RECORDS PROVIDED ::

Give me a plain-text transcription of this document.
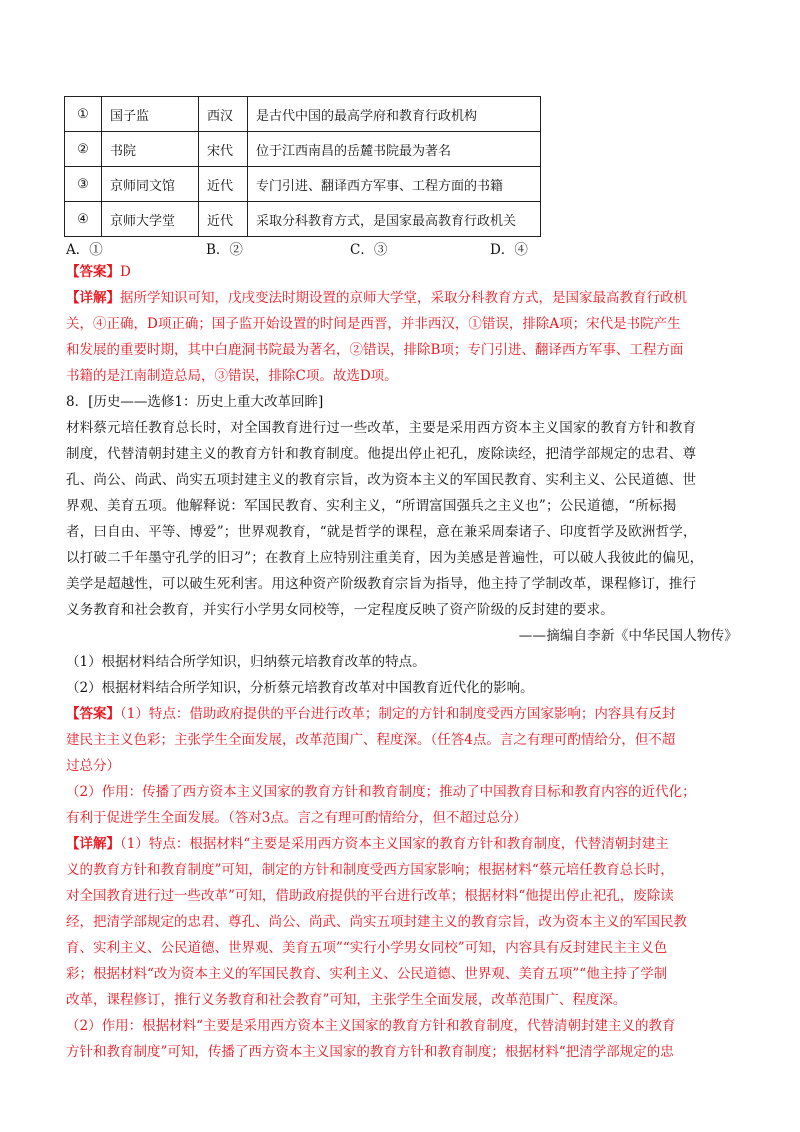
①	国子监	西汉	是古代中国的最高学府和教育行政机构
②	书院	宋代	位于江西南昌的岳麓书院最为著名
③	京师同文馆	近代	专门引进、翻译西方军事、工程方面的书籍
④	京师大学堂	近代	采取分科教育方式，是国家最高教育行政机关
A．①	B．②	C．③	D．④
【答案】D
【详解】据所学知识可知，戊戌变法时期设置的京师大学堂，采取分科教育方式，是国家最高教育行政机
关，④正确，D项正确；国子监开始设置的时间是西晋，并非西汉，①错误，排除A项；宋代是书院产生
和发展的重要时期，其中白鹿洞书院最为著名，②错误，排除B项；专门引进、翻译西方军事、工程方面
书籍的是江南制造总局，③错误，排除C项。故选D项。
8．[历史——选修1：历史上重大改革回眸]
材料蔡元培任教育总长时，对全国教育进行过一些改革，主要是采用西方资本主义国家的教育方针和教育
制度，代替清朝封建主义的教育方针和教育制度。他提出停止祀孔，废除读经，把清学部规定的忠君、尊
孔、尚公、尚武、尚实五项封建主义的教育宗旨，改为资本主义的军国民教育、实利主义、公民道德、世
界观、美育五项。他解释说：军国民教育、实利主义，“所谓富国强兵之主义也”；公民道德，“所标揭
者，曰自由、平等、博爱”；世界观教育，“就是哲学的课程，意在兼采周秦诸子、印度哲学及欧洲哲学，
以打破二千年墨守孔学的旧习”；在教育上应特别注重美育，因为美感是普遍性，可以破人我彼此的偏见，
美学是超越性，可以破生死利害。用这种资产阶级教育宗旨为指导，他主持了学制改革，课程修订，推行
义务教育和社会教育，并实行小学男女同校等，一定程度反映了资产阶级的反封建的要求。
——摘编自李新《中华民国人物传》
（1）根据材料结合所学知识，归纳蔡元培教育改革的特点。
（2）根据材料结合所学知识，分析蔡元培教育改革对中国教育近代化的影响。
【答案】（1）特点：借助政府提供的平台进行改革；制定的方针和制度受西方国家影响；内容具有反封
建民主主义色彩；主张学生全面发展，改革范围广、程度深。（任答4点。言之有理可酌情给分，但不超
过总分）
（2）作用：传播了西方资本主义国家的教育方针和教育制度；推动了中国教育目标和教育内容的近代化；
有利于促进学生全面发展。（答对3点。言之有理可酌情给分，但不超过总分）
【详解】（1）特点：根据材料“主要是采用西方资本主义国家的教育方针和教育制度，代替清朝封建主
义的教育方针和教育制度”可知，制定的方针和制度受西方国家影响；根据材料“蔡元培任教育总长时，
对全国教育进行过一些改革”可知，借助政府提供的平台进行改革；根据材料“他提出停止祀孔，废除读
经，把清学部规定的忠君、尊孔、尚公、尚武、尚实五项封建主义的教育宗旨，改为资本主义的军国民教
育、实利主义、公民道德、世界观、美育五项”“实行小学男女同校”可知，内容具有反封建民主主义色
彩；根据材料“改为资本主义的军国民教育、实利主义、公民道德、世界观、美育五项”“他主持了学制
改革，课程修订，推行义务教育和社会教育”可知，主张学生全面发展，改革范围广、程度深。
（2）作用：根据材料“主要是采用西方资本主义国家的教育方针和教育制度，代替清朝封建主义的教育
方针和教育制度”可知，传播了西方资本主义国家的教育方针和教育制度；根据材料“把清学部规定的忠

SET TASK ::
Show the lines of the data that hold the word "借助政府提供的平台进行改革".

OUTPUT OF THE EXERCISE ::
【答案】（1）特点：借助政府提供的平台进行改革；制定的方针和制度受西方国家影响；内容具有反封
对全国教育进行过一些改革”可知，借助政府提供的平台进行改革；根据材料“他提出停止祀孔，废除读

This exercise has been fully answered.